Whenever a line contains the string "Price", copy it out of the entries.
────────────────────
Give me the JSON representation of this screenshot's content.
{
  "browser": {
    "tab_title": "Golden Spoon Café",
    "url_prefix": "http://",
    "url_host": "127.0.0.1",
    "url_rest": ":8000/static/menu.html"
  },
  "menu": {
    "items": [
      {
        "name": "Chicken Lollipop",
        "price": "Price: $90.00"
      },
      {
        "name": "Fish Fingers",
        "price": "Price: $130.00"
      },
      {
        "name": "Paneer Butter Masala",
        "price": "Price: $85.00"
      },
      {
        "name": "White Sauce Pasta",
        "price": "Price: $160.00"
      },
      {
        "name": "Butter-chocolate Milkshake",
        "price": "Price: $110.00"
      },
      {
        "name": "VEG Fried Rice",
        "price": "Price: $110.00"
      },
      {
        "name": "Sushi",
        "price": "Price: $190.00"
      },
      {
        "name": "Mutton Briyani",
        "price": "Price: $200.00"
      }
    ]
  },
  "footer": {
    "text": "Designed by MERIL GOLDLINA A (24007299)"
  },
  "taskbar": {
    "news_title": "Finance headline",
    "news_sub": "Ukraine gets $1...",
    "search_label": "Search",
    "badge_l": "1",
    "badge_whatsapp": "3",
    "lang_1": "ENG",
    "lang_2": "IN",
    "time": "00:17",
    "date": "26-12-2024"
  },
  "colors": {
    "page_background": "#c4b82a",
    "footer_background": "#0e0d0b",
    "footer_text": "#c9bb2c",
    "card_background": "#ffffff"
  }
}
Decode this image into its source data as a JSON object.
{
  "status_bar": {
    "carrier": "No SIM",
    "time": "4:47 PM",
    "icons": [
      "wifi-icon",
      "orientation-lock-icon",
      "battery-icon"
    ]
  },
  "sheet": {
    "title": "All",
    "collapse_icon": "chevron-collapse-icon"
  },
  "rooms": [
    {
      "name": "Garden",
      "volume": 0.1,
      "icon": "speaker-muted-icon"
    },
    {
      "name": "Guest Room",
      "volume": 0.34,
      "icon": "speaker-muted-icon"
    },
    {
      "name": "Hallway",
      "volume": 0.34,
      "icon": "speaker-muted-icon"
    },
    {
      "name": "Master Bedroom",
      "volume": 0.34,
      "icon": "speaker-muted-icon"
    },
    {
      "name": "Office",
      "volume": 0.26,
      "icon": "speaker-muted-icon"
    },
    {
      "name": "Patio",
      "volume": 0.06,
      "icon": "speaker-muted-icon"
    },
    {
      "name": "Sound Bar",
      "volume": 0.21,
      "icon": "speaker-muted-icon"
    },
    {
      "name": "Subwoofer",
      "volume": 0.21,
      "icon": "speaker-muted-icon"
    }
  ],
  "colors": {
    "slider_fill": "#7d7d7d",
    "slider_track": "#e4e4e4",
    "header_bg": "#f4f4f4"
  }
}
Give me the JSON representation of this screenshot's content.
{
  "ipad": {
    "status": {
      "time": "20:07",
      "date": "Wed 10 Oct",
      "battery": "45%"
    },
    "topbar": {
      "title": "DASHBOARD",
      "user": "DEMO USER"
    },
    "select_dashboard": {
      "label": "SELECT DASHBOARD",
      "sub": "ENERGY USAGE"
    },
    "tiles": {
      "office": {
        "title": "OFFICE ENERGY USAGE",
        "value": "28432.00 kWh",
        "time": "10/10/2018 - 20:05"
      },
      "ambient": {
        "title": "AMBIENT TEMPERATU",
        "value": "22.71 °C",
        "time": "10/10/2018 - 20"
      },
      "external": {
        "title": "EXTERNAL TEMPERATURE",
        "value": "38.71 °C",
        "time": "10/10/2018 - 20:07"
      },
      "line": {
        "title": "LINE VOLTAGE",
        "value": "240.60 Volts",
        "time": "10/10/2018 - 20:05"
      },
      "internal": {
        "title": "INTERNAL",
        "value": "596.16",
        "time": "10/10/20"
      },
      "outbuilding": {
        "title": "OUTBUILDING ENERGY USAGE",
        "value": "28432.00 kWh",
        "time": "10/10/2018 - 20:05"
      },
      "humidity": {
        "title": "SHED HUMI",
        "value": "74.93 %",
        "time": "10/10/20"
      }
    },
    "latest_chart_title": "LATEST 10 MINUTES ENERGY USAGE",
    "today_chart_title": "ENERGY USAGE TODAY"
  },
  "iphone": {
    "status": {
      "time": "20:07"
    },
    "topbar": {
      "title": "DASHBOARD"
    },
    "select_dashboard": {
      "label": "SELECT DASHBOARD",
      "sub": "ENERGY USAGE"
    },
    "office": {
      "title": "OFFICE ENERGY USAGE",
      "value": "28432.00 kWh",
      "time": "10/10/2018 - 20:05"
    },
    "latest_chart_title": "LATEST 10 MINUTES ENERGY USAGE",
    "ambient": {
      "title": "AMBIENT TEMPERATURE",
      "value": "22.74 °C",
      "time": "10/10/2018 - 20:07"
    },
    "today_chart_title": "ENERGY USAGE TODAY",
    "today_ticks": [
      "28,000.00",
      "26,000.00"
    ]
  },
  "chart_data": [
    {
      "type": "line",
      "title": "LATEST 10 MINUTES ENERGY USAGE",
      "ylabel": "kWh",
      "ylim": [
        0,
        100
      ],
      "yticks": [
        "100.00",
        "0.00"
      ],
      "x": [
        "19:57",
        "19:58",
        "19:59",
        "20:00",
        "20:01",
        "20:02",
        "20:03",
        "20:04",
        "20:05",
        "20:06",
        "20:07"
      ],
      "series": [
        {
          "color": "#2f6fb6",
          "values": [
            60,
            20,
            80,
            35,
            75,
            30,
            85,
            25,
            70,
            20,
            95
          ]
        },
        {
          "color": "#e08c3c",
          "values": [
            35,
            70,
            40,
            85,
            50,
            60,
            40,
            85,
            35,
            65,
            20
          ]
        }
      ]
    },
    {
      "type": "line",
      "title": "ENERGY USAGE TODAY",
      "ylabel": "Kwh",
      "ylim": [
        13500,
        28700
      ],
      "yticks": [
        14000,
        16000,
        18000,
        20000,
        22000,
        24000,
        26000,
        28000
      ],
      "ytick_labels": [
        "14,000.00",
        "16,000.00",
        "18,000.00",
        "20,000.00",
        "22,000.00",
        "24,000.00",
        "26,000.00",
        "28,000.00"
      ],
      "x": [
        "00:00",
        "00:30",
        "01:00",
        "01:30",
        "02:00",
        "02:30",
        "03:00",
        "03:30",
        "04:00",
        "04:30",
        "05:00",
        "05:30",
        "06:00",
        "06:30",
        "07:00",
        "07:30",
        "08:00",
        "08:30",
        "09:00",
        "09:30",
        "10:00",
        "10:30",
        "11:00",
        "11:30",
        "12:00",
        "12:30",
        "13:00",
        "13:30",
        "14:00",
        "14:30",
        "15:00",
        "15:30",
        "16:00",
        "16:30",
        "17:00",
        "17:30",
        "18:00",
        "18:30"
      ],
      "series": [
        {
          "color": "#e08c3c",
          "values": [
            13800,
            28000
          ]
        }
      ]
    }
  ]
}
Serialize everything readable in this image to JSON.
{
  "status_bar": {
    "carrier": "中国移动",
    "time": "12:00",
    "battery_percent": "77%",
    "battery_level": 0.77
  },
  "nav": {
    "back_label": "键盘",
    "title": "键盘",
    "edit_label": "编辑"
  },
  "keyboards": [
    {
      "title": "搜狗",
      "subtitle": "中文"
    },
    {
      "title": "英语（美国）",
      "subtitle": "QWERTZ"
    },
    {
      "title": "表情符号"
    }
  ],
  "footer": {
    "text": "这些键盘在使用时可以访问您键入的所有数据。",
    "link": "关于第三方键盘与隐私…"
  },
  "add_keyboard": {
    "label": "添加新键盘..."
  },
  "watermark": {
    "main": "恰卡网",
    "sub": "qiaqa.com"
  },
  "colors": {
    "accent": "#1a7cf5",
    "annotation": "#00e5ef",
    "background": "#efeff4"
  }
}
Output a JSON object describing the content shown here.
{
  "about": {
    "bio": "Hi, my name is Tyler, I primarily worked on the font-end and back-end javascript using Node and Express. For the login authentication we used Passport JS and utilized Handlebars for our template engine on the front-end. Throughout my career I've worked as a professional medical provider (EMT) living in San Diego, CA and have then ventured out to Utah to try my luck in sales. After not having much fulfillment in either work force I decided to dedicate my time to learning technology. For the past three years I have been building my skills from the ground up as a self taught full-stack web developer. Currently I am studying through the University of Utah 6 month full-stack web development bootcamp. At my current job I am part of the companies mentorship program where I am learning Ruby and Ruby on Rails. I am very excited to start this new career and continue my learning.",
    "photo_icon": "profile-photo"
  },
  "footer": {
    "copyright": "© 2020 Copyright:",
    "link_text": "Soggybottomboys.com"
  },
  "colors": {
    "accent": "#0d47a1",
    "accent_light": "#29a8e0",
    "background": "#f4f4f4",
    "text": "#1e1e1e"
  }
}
────────────────────
(EXERCISE RESULT)
        "price": "Price: $90.00"
        "price": "Price: $130.00"
        "price": "Price: $85.00"
        "price": "Price: $160.00"
        "price": "Price: $110.00"
        "price": "Price: $110.00"
        "price": "Price: $190.00"
        "price": "Price: $200.00"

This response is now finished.